──────── EXTRACTED RECORDS ────────
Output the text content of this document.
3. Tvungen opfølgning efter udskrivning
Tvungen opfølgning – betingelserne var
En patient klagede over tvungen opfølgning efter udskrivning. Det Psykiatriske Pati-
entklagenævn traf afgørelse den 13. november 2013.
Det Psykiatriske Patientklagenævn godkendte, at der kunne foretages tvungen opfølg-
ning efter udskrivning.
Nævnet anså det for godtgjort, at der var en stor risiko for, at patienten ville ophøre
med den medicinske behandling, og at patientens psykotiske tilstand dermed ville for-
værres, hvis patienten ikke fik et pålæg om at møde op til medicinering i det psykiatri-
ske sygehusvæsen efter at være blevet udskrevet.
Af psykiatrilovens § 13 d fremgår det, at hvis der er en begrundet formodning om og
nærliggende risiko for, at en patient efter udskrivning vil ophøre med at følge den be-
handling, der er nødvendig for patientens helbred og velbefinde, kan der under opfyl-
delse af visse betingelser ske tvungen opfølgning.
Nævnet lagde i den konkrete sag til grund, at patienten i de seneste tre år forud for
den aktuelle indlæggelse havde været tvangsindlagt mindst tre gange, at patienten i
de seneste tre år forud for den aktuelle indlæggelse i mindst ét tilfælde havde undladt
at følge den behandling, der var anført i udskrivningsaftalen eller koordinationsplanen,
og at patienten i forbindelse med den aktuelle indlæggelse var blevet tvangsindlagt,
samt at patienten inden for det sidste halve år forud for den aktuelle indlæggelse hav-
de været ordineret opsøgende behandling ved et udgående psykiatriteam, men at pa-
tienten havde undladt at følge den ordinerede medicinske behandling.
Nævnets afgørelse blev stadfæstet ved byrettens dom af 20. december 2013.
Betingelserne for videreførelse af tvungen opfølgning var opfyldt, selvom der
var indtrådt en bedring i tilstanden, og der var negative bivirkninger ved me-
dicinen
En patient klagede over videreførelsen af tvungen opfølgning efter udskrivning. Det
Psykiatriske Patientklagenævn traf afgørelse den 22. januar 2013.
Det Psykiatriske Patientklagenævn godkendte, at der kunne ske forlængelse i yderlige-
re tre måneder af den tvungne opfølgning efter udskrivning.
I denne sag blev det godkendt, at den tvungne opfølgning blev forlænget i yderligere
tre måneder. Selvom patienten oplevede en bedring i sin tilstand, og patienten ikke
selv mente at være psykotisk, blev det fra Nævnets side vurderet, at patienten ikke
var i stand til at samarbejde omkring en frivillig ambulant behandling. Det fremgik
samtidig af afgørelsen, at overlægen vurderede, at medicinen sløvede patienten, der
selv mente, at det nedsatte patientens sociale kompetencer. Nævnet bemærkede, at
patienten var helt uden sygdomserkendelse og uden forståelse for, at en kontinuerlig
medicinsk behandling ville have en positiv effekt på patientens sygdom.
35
────────
──────── EXTRACTED RECORDS ────────
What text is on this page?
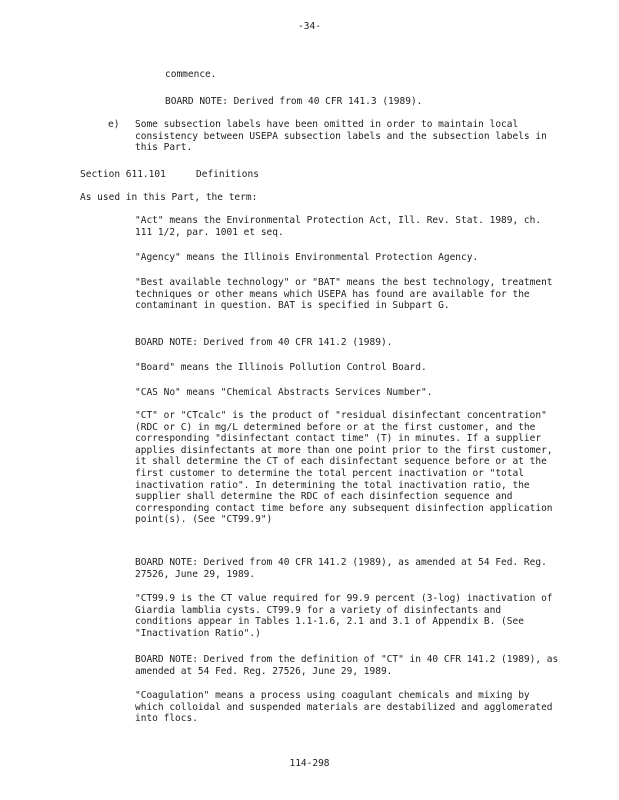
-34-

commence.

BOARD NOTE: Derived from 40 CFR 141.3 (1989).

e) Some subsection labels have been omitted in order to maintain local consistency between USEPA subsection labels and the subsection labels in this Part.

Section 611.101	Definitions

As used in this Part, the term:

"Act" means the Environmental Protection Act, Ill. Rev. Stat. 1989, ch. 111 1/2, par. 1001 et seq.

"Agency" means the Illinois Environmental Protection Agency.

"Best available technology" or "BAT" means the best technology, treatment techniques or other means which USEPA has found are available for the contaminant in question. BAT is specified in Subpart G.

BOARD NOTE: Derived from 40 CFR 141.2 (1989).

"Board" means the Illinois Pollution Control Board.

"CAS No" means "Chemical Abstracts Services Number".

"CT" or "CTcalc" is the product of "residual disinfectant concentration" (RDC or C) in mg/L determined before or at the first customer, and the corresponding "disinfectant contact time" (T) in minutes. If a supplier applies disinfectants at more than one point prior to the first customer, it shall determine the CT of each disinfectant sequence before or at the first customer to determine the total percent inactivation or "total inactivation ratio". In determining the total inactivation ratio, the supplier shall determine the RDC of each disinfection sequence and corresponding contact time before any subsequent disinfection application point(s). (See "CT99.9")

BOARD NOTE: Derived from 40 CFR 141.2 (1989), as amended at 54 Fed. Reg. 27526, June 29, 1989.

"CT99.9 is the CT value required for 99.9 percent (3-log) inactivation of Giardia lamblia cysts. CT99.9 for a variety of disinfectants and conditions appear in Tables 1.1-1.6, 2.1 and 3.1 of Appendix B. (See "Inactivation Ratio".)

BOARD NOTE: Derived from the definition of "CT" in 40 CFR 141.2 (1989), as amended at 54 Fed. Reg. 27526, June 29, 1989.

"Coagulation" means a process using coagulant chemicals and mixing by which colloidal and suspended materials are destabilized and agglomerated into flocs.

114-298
────────
Scan the material above. Copy each line where "tvangsindlagt" occurs.

den aktuelle indlæggelse havde været tvangsindlagt mindst tre gange, at patienten i
og at patienten i forbindelse med den aktuelle indlæggelse var blevet tvangsindlagt,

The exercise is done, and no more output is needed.